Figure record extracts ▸
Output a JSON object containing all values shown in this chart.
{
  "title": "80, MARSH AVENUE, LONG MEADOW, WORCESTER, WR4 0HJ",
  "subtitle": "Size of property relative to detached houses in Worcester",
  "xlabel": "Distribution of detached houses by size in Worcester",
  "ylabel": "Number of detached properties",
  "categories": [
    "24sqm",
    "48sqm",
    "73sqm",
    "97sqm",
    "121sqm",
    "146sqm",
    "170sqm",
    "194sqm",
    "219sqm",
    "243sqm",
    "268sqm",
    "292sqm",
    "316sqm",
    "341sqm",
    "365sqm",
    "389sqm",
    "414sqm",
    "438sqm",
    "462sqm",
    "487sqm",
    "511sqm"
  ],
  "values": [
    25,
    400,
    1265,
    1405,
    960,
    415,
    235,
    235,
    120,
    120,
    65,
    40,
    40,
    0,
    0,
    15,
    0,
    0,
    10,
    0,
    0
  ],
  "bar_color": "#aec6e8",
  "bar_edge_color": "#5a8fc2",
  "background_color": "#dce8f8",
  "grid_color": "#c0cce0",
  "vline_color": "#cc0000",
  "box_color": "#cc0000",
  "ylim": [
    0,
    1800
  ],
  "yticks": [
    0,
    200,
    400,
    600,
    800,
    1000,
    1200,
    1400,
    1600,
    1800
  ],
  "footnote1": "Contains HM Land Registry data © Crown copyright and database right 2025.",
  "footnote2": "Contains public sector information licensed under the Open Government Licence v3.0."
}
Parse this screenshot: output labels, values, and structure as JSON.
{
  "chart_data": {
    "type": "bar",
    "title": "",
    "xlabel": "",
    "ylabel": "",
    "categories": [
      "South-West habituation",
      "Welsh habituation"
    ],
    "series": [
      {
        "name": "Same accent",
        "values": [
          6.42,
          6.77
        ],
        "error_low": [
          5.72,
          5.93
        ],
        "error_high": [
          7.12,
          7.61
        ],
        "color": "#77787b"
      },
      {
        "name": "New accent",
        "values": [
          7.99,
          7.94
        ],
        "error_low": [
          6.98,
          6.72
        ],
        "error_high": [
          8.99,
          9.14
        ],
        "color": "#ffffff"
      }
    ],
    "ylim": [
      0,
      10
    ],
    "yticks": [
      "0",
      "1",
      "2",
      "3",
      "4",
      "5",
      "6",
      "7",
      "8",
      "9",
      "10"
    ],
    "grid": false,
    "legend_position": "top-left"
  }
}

PROBLEM ▸
Find the lines holding "habituation" and list every one.

TASK OUTPUT ▸
      "South-West habituation",
      "Welsh habituation"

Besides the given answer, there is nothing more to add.